Write out the lines starting at the one that holds "OCR this image." and ending with the final line of the data, exactly and with no others.
>>
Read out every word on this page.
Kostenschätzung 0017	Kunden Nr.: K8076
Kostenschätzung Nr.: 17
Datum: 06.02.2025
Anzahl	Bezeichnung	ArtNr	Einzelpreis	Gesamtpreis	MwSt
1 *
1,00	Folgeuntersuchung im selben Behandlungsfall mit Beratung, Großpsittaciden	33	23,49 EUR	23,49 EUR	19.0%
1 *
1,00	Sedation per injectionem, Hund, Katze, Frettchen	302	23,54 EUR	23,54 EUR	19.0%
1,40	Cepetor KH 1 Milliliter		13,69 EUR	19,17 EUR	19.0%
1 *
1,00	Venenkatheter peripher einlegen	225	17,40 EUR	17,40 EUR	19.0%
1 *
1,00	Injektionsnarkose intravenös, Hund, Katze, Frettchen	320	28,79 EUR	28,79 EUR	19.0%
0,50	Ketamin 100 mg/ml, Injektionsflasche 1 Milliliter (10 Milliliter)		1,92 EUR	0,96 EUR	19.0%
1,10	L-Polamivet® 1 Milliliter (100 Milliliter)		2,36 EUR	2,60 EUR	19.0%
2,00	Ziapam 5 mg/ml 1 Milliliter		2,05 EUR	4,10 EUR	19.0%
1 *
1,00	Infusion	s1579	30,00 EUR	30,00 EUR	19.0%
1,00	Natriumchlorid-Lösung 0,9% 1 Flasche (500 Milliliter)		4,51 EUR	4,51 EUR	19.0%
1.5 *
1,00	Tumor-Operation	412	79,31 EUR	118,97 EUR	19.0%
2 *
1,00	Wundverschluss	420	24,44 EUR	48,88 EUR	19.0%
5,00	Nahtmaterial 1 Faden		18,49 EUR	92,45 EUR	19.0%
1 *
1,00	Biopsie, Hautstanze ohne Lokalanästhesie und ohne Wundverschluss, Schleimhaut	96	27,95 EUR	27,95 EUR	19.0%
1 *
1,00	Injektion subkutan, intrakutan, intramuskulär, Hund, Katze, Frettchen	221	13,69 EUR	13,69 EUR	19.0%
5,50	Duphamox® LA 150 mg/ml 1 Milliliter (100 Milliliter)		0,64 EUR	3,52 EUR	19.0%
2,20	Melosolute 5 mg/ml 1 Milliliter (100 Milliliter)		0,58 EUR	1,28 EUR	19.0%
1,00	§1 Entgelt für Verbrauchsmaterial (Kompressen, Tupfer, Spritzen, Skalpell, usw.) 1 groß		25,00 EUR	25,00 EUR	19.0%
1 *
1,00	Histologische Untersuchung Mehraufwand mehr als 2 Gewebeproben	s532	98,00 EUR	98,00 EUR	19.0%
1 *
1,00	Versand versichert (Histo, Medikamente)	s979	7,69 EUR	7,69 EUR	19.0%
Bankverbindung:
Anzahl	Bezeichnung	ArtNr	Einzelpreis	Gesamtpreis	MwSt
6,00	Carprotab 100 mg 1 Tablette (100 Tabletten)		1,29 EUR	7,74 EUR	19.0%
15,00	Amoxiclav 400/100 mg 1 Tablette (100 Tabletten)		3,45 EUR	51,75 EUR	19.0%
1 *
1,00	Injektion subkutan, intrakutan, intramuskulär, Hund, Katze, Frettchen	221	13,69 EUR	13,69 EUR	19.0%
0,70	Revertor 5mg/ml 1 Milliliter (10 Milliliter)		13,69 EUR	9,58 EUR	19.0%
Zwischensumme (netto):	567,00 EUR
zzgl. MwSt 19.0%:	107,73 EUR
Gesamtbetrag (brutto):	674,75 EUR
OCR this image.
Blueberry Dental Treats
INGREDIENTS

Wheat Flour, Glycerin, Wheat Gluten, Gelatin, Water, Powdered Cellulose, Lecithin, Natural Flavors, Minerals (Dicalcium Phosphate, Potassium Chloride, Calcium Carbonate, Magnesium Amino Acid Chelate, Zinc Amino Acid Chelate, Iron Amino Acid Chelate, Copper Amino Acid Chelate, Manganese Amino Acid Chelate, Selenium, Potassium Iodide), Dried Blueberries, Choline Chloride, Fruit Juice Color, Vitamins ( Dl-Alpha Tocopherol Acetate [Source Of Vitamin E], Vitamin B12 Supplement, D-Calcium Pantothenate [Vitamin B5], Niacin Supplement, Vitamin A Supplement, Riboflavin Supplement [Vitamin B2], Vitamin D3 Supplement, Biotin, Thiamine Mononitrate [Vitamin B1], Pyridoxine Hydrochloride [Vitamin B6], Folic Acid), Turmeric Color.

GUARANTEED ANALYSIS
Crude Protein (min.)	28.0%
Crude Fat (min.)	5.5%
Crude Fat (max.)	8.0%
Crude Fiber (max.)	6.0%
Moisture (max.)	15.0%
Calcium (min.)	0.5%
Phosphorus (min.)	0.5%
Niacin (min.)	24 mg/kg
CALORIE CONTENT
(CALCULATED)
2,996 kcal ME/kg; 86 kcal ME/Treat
<<
Solution to this task:
OCR this image.
Blueberry Dental Treats
INGREDIENTS

Wheat Flour, Glycerin, Wheat Gluten, Gelatin, Water, Powdered Cellulose, Lecithin, Natural Flavors, Minerals (Dicalcium Phosphate, Potassium Chloride, Calcium Carbonate, Magnesium Amino Acid Chelate, Zinc Amino Acid Chelate, Iron Amino Acid Chelate, Copper Amino Acid Chelate, Manganese Amino Acid Chelate, Selenium, Potassium Iodide), Dried Blueberries, Choline Chloride, Fruit Juice Color, Vitamins ( Dl-Alpha Tocopherol Acetate [Source Of Vitamin E], Vitamin B12 Supplement, D-Calcium Pantothenate [Vitamin B5], Niacin Supplement, Vitamin A Supplement, Riboflavin Supplement [Vitamin B2], Vitamin D3 Supplement, Biotin, Thiamine Mononitrate [Vitamin B1], Pyridoxine Hydrochloride [Vitamin B6], Folic Acid), Turmeric Color.

GUARANTEED ANALYSIS
Crude Protein (min.)	28.0%
Crude Fat (min.)	5.5%
Crude Fat (max.)	8.0%
Crude Fiber (max.)	6.0%
Moisture (max.)	15.0%
Calcium (min.)	0.5%
Phosphorus (min.)	0.5%
Niacin (min.)	24 mg/kg
CALORIE CONTENT
(CALCULATED)
2,996 kcal ME/kg; 86 kcal ME/Treat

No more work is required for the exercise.